- _TASK STATEMENT_
Lines that hold the string "Base" are to be counted; give only their number.

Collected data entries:
********************
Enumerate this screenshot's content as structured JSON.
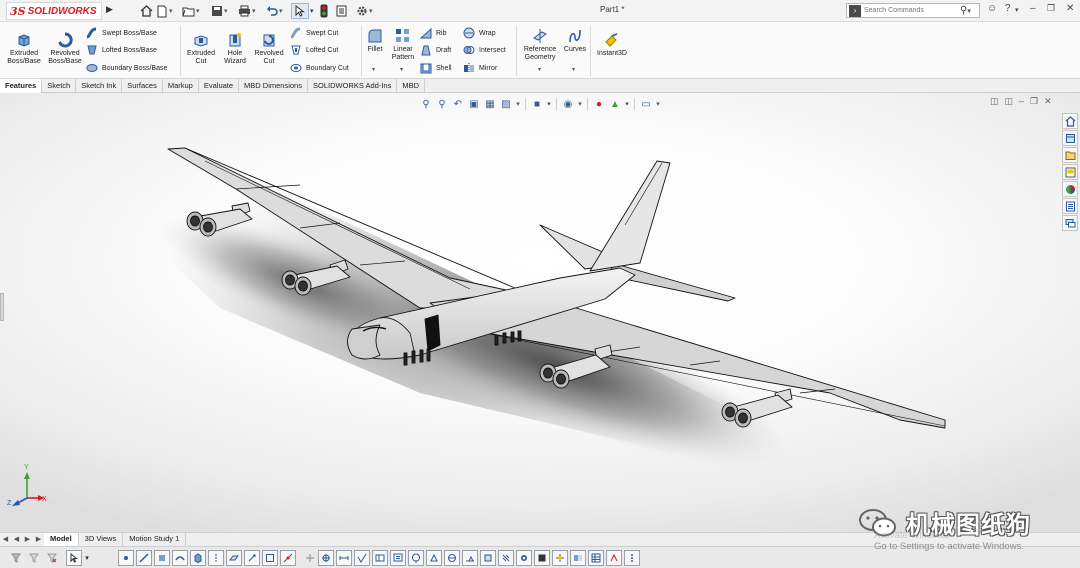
{
  "app": {
    "brand_prefix": "3S",
    "brand": "SOLIDWORKS",
    "document_title": "Part1 *",
    "search_placeholder": "Search Commands"
  },
  "colors": {
    "brand_red": "#d71920",
    "icon_blue": "#3a6ea5",
    "accent_yellow": "#f2c200"
  },
  "ribbon": {
    "features": {
      "extruded_boss": "Extruded Boss/Base",
      "revolved_boss": "Revolved Boss/Base",
      "swept_boss": "Swept Boss/Base",
      "lofted_boss": "Lofted Boss/Base",
      "boundary_boss": "Boundary Boss/Base",
      "extruded_cut": "Extruded Cut",
      "hole_wizard": "Hole Wizard",
      "revolved_cut": "Revolved Cut",
      "swept_cut": "Swept Cut",
      "lofted_cut": "Lofted Cut",
      "boundary_cut": "Boundary Cut",
      "fillet": "Fillet",
      "linear_pattern": "Linear Pattern",
      "rib": "Rib",
      "draft": "Draft",
      "shell": "Shell",
      "wrap": "Wrap",
      "intersect": "Intersect",
      "mirror": "Mirror",
      "reference_geometry": "Reference Geometry",
      "curves": "Curves",
      "instant3d": "Instant3D"
    }
  },
  "command_tabs": [
    "Features",
    "Sketch",
    "Sketch Ink",
    "Surfaces",
    "Markup",
    "Evaluate",
    "MBD Dimensions",
    "SOLIDWORKS Add-Ins",
    "MBD"
  ],
  "bottom_tabs": [
    "Model",
    "3D Views",
    "Motion Study 1"
  ],
  "triad": {
    "x": "X",
    "y": "Y",
    "z": "Z"
  },
  "windows_notice": {
    "title": "Activate Windows",
    "message": "Go to Settings to activate Windows."
  },
  "watermark": {
    "text": "机械图纸狗",
    "icon": "wechat-icon"
  }
}
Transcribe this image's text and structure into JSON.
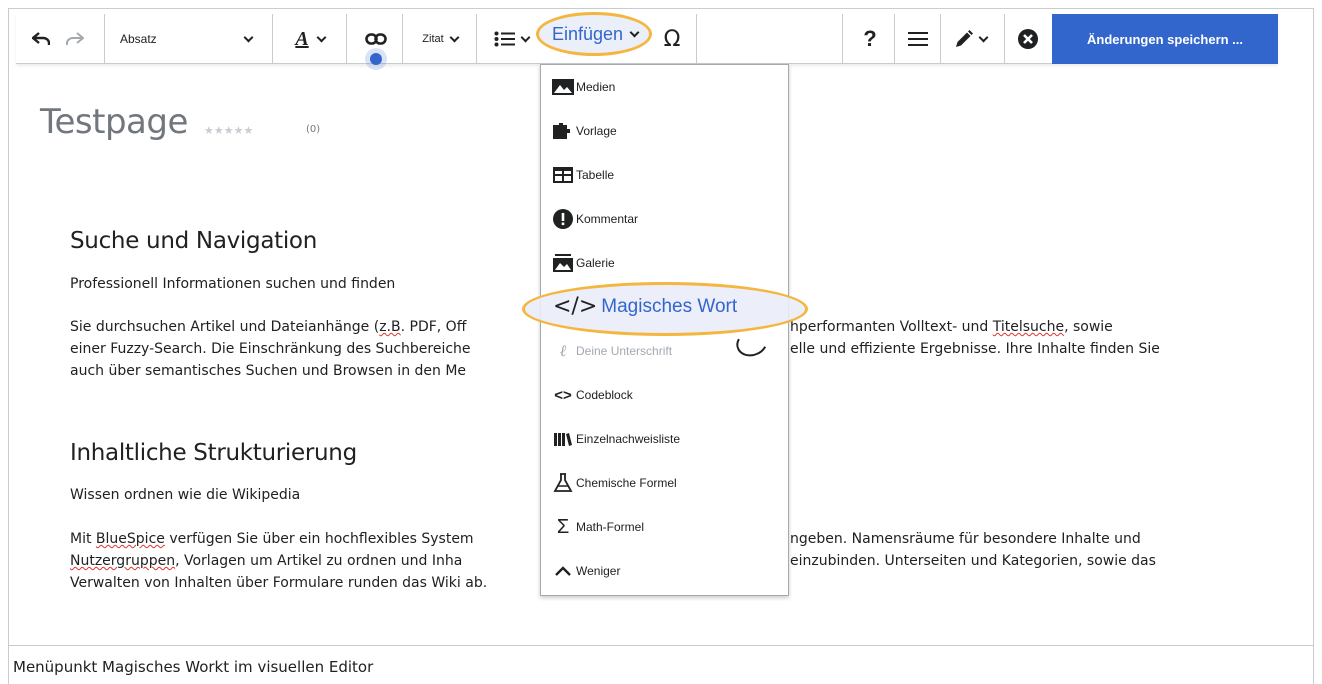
********************
- _RESULT FOR THIS EXERCISE_
5